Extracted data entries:
>>

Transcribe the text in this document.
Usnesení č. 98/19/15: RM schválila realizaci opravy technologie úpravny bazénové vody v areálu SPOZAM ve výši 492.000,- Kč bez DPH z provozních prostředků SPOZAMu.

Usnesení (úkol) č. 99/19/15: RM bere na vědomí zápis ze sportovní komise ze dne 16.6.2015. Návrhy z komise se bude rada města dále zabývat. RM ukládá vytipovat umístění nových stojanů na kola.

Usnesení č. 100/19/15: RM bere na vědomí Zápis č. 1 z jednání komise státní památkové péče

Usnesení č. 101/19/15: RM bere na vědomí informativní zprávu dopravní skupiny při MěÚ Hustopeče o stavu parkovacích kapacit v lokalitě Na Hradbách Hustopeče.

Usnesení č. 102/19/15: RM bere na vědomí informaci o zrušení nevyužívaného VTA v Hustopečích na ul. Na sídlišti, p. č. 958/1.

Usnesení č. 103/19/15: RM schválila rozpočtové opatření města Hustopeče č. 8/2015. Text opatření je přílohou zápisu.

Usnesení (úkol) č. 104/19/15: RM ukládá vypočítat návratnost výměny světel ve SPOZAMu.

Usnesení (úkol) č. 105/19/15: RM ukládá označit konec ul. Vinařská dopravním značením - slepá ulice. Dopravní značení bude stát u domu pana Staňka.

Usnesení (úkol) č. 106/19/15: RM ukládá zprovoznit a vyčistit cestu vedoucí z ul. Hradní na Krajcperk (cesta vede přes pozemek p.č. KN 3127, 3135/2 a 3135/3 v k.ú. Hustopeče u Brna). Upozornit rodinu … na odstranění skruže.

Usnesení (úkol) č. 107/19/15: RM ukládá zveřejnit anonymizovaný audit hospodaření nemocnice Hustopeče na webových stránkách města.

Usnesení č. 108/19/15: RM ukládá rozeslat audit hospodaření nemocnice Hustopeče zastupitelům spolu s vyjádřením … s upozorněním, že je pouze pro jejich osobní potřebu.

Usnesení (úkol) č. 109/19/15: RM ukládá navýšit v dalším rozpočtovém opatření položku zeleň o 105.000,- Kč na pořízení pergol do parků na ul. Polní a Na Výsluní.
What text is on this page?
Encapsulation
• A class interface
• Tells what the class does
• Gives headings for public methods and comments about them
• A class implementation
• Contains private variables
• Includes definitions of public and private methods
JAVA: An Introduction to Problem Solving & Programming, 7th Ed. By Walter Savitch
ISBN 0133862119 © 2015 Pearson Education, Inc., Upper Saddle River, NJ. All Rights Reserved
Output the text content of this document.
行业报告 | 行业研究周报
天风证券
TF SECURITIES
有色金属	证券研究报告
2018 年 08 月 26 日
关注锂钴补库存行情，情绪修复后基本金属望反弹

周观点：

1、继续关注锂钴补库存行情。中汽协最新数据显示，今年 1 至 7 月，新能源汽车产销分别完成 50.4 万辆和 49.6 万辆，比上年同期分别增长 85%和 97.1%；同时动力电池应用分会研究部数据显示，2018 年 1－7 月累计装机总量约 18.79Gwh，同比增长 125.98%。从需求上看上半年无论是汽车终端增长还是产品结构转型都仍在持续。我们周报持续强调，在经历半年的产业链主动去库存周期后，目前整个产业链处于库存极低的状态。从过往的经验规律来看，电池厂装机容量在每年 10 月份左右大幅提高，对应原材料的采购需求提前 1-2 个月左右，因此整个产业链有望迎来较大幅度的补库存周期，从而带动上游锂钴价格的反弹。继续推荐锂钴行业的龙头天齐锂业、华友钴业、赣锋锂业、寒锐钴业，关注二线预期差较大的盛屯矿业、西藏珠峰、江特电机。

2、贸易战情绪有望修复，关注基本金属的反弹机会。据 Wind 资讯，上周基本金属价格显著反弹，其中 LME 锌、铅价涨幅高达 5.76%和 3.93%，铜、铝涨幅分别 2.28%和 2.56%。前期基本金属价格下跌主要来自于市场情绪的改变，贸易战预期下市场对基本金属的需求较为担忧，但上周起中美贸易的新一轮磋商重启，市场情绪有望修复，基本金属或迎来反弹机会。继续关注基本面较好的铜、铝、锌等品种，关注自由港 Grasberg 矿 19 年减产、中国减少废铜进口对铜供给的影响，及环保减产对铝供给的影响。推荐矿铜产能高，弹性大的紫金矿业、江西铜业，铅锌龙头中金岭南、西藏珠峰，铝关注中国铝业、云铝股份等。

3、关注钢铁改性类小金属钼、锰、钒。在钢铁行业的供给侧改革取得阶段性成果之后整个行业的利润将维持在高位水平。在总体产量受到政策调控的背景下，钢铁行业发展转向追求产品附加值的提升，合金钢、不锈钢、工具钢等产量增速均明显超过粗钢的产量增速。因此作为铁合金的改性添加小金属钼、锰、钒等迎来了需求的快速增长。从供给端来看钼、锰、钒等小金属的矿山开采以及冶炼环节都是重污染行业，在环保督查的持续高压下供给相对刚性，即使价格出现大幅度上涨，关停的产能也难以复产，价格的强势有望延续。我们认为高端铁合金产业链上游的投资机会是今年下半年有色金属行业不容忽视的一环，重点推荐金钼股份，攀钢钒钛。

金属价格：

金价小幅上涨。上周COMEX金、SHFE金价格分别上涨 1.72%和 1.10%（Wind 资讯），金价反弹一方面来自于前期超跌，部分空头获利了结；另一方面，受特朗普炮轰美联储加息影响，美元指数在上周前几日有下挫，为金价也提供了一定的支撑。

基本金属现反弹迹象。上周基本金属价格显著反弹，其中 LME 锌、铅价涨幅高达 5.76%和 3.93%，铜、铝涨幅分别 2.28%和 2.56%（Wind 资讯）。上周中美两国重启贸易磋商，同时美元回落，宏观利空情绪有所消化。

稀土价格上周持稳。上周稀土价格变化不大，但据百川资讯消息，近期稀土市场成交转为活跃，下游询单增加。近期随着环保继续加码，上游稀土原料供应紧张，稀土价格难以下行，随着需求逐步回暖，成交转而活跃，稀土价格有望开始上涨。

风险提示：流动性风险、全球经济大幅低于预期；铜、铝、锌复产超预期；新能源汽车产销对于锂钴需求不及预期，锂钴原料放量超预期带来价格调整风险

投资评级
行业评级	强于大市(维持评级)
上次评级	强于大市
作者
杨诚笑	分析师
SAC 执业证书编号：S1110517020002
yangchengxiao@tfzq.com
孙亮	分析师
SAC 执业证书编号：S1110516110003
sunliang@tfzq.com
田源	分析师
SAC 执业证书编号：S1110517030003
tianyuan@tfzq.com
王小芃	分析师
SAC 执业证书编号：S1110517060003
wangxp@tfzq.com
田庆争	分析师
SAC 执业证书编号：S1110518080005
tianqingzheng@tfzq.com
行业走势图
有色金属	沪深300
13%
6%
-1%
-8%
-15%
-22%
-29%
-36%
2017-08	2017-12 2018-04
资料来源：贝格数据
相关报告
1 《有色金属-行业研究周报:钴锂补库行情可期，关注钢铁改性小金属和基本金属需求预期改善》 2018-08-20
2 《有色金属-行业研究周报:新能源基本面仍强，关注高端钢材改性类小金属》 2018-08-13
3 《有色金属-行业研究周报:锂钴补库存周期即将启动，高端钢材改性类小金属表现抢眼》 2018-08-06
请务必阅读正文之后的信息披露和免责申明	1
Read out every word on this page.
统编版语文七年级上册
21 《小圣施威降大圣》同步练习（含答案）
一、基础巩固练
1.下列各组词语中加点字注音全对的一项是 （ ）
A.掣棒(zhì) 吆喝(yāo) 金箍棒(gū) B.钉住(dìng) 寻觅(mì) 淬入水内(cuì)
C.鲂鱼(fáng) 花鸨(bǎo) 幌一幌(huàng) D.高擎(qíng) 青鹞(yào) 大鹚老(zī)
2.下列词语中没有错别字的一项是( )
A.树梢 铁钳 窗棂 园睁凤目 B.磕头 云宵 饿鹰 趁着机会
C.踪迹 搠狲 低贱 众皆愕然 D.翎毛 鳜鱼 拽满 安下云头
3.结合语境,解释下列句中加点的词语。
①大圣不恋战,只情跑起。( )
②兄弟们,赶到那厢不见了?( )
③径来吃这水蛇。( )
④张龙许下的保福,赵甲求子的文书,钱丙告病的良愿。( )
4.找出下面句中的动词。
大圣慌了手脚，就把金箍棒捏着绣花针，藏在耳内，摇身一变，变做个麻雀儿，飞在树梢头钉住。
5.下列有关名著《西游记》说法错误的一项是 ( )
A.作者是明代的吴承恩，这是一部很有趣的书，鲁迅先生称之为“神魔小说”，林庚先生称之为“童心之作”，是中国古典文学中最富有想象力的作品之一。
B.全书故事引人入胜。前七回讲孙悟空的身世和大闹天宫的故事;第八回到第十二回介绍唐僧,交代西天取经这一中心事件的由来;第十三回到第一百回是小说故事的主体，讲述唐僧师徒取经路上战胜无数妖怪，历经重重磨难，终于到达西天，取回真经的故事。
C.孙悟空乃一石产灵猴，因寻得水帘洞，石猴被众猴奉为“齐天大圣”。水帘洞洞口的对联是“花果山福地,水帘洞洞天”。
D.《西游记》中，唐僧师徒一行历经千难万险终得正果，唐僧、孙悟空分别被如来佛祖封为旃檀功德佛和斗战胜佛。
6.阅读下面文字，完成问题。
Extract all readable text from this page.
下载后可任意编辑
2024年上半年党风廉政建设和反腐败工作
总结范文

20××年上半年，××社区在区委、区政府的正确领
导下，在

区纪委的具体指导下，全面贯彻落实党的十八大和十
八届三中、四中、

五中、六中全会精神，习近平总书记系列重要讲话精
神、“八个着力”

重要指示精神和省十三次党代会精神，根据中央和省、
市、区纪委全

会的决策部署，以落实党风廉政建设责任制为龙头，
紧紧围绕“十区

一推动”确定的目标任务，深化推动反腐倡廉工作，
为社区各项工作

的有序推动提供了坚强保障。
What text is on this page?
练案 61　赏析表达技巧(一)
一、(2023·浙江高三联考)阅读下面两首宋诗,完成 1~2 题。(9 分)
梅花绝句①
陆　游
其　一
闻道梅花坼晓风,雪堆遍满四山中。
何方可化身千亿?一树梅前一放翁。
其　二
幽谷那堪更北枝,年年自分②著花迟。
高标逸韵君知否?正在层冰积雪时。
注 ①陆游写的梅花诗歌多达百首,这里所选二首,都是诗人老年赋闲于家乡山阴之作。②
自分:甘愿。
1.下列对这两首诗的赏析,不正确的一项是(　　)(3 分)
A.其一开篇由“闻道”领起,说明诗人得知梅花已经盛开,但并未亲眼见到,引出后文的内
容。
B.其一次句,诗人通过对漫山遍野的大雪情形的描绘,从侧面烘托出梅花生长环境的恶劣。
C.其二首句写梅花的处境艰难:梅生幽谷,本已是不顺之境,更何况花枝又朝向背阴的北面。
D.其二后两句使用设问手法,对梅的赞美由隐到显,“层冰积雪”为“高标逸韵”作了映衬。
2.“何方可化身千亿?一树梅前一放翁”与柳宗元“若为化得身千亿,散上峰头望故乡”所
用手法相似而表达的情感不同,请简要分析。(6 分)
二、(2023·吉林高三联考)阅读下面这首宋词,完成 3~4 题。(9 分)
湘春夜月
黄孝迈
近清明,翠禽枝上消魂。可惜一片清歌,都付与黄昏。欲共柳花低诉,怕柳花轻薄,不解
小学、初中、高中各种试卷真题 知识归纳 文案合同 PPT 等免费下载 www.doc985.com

<<

**The problem:** Identify the lines in the entries that hold "Wind" and return each one.

**Expected answer:**
2、贸易战情绪有望修复，关注基本金属的反弹机会。据 Wind 资讯，上周基本金属价格显著反弹，其中 LME 锌、铅价涨幅高达 5.76%和 3.93%，铜、铝涨幅分别 2.28%和 2.56%。前期基本金属价格下跌主要来自于市场情绪的改变，贸易战预期下市场对基本金属的需求较为担忧，但上周起中美贸易的新一轮磋商重启，市场情绪有望修复，基本金属或迎来反弹机会。继续关注基本面较好的铜、铝、锌等品种，关注自由港 Grasberg 矿 19 年减产、中国减少废铜进口对铜供给的影响，及环保减产对铝供给的影响。推荐矿铜产能高，弹性大的紫金矿业、江西铜业，铅锌龙头中金岭南、西藏珠峰，铝关注中国铝业、云铝股份等。
金价小幅上涨。上周COMEX金、SHFE金价格分别上涨 1.72%和 1.10%（Wind 资讯），金价反弹一方面来自于前期超跌，部分空头获利了结；另一方面，受特朗普炮轰美联储加息影响，美元指数在上周前几日有下挫，为金价也提供了一定的支撑。
基本金属现反弹迹象。上周基本金属价格显著反弹，其中 LME 锌、铅价涨幅高达 5.76%和 3.93%，铜、铝涨幅分别 2.28%和 2.56%（Wind 资讯）。上周中美两国重启贸易磋商，同时美元回落，宏观利空情绪有所消化。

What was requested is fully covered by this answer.